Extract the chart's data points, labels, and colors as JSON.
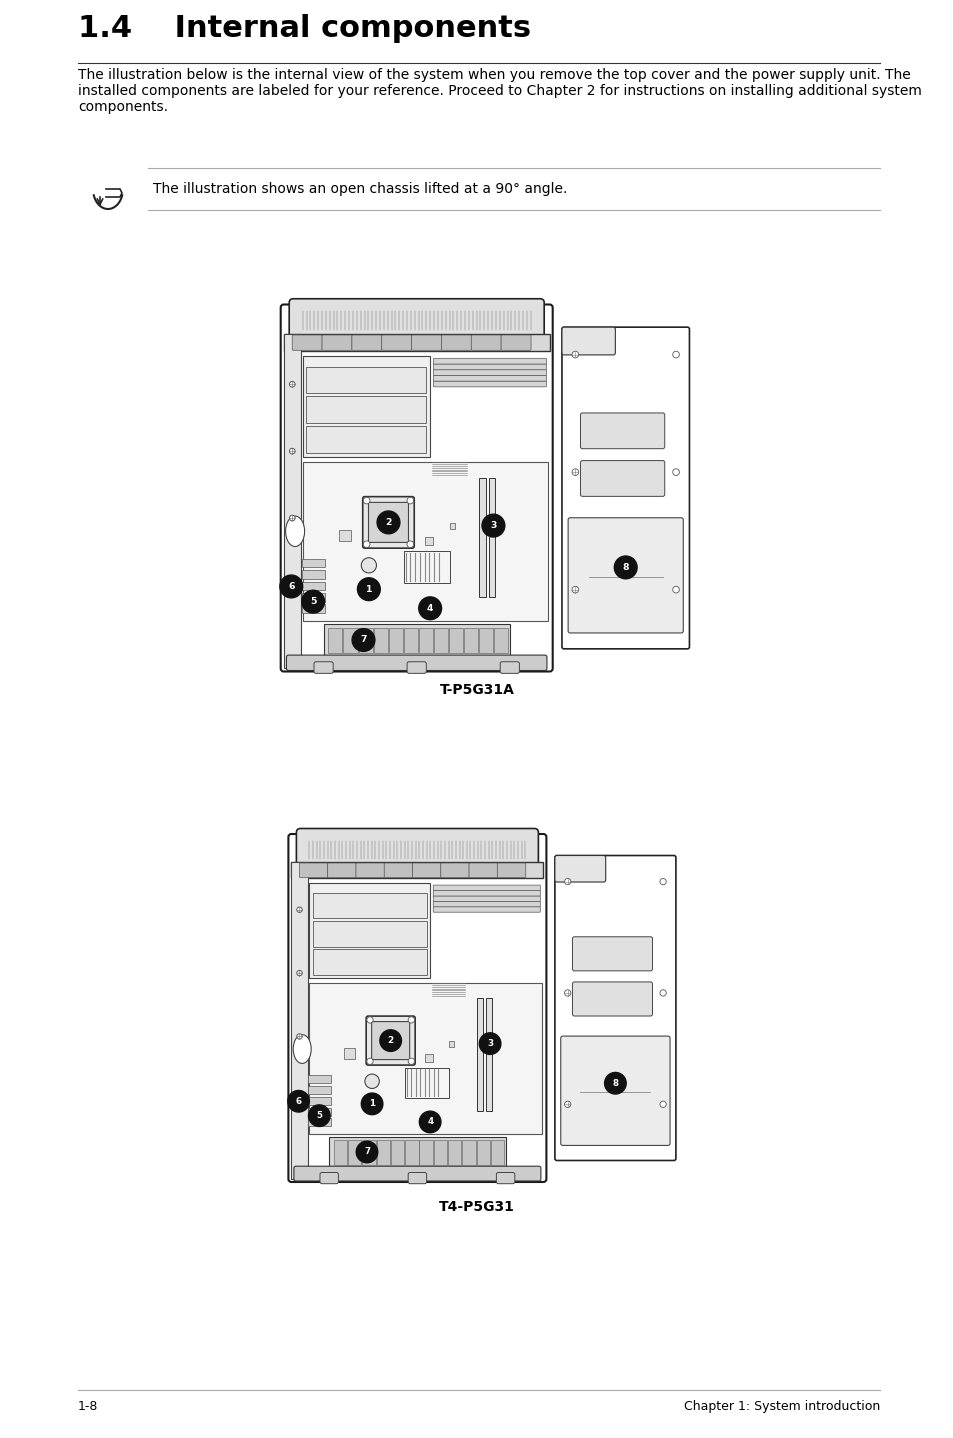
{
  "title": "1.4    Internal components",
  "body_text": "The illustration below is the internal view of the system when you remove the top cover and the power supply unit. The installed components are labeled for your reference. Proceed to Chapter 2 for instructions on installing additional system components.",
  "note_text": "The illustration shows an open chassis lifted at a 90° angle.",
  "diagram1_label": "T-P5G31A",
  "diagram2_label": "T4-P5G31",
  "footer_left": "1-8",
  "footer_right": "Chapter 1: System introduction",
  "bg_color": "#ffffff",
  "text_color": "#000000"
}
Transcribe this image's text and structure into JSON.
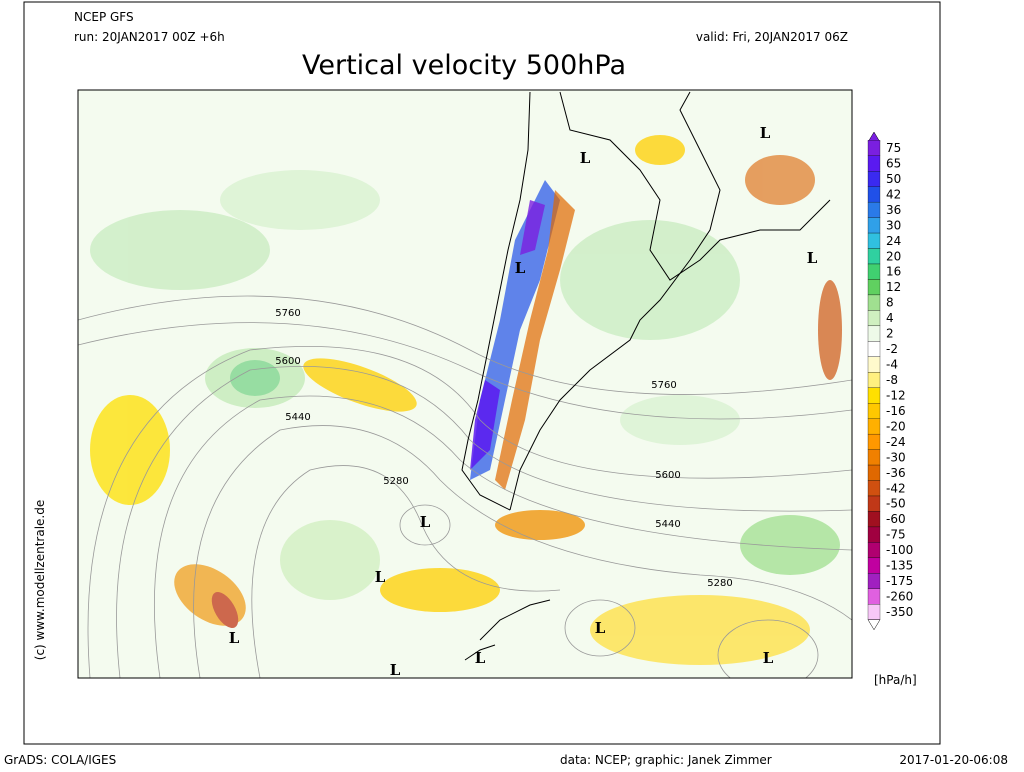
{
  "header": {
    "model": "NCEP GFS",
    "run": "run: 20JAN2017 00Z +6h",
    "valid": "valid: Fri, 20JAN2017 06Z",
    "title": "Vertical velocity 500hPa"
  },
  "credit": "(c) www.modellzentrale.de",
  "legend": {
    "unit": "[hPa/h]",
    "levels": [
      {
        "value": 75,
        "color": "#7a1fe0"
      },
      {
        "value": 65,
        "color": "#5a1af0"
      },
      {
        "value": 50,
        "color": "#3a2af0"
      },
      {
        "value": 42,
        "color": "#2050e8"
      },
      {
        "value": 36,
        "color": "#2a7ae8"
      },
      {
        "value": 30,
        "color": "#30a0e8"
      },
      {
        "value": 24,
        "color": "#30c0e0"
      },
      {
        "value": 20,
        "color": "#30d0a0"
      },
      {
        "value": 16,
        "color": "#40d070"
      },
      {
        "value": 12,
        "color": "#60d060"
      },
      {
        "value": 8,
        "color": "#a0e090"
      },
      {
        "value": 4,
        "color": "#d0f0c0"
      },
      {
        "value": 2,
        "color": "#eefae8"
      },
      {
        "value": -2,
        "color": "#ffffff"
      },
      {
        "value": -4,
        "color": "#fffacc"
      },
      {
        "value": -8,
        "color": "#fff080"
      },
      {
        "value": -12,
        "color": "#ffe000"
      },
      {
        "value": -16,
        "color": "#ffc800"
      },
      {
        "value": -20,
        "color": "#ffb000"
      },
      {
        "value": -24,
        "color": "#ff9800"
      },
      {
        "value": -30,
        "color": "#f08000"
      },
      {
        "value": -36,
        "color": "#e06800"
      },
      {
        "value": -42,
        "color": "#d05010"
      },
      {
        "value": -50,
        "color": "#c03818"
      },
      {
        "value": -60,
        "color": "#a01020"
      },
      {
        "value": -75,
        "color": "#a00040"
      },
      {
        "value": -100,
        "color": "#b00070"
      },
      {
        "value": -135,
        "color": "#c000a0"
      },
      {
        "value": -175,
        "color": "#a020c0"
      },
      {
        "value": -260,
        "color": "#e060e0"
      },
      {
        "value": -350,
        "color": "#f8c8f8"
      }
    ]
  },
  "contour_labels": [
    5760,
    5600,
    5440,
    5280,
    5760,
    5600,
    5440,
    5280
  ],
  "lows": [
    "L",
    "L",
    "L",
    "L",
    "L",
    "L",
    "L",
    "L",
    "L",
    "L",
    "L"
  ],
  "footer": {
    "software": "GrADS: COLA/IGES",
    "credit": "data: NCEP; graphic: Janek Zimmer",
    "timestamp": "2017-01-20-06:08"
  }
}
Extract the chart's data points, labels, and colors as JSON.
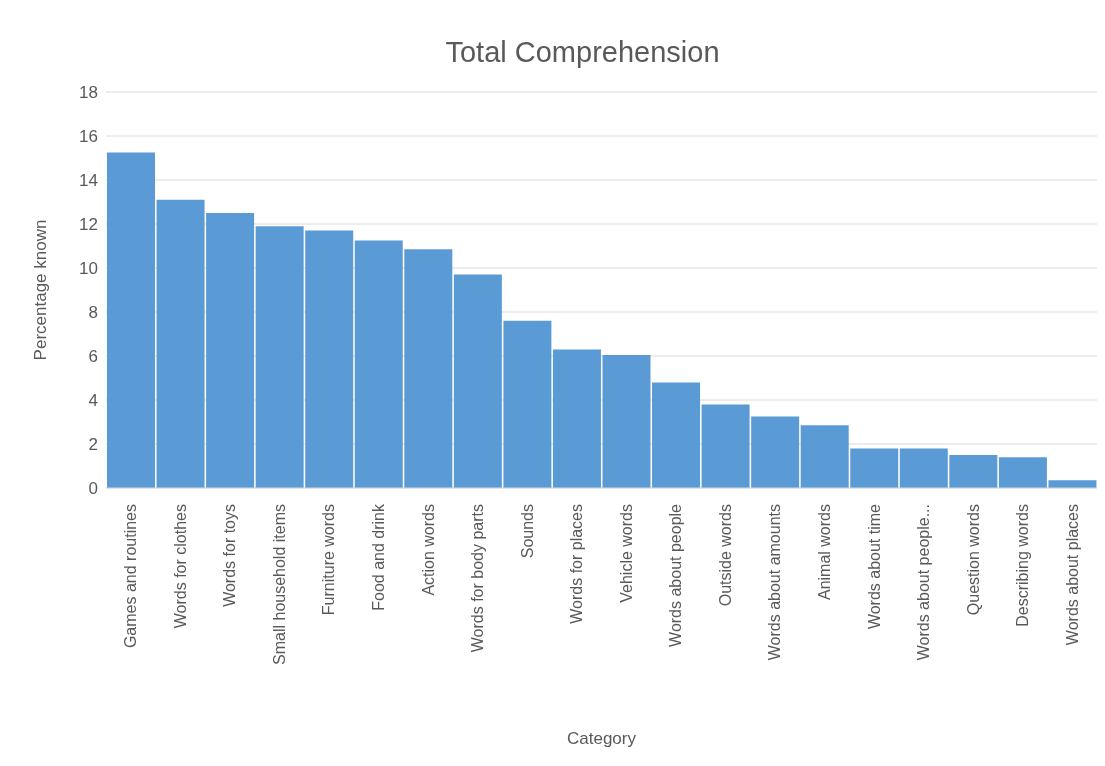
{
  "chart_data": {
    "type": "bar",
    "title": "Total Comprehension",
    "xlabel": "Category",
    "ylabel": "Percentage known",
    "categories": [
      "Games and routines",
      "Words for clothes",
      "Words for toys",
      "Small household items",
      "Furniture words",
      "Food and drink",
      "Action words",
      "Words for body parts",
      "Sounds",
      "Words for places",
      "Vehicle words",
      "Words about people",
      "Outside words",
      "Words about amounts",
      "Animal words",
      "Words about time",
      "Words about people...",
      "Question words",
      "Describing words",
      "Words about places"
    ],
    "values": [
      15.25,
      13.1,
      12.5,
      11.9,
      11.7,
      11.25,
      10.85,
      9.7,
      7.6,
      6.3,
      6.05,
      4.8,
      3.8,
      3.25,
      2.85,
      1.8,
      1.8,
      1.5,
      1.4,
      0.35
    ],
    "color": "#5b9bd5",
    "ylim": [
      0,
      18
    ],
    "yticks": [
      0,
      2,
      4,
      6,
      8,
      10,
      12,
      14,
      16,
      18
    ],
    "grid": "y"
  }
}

****************************************

__WORK TO COMPLETE__. Keep only those lines of the records that hold "components", and return them.

__ANSWER TO THIS EXERCISE__.
  "title": "1.4    Internal components",
  "body_text": "The illustration below is the internal view of the system when you remove the top cover and the power supply unit. The installed components are labeled for your reference. Proceed to Chapter 2 for instructions on installing additional system components.",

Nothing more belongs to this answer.